WORK INSTRUCTIONS>
Count every line in the following entries where the word "exagerada" appears. Give the count alone.

(RECORDS TO USE Opens)

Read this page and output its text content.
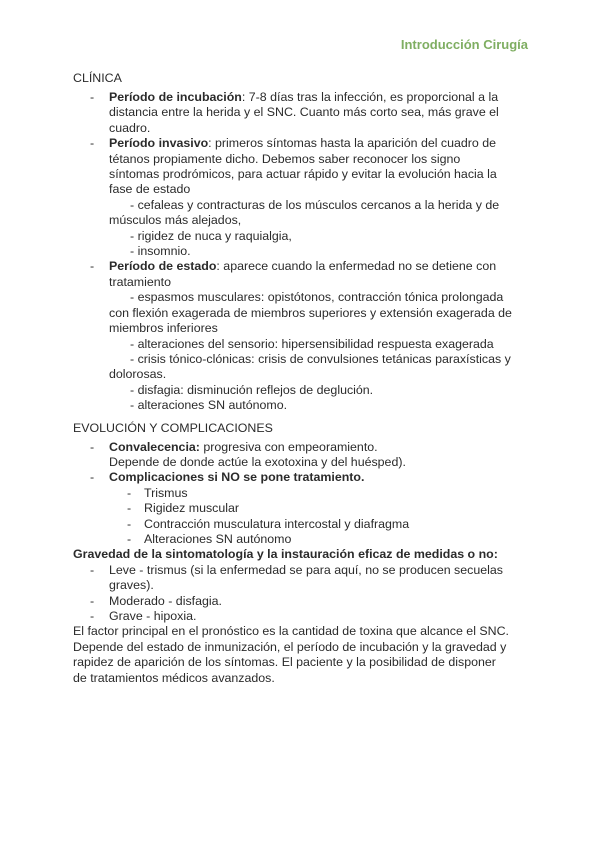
Introducción Cirugía

CLÍNICA

- Período de incubación: 7-8 días tras la infección, es proporcional a la distancia entre la herida y el SNC. Cuanto más corto sea, más grave el cuadro.
- Período invasivo: primeros síntomas hasta la aparición del cuadro de tétanos propiamente dicho. Debemos saber reconocer los signo síntomas prodrómicos, para actuar rápido y evitar la evolución hacia la fase de estado
- cefaleas y contracturas de los músculos cercanos a la herida y de músculos más alejados,
- rigidez de nuca y raquialgia,
- insomnio.
- Período de estado: aparece cuando la enfermedad no se detiene con tratamiento
- espasmos musculares: opistótonos, contracción tónica prolongada con flexión exagerada de miembros superiores y extensión exagerada de miembros inferiores
- alteraciones del sensorio: hipersensibilidad respuesta exagerada
- crisis tónico-clónicas: crisis de convulsiones tetánicas paraxísticas y dolorosas.
- disfagia: disminución reflejos de deglución.
- alteraciones SN autónomo.

EVOLUCIÓN Y COMPLICACIONES

- Convalecencia: progresiva con empeoramiento.
Depende de donde actúe la exotoxina y del huésped).
- Complicaciones si NO se pone tratamiento.
- Trismus
- Rigidez muscular
- Contracción musculatura intercostal y diafragma
- Alteraciones SN autónomo

Gravedad de la sintomatología y la instauración eficaz de medidas o no:

- Leve - trismus (si la enfermedad se para aquí, no se producen secuelas graves).
- Moderado - disfagia.
- Grave - hipoxia.

El factor principal en el pronóstico es la cantidad de toxina que alcance el SNC. Depende del estado de inmunización, el período de incubación y la gravedad y rapidez de aparición de los síntomas. El paciente y la posibilidad de disponer de tratamientos médicos avanzados.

(RECORDS TO USE Closes)

WRITTEN REPLY>
2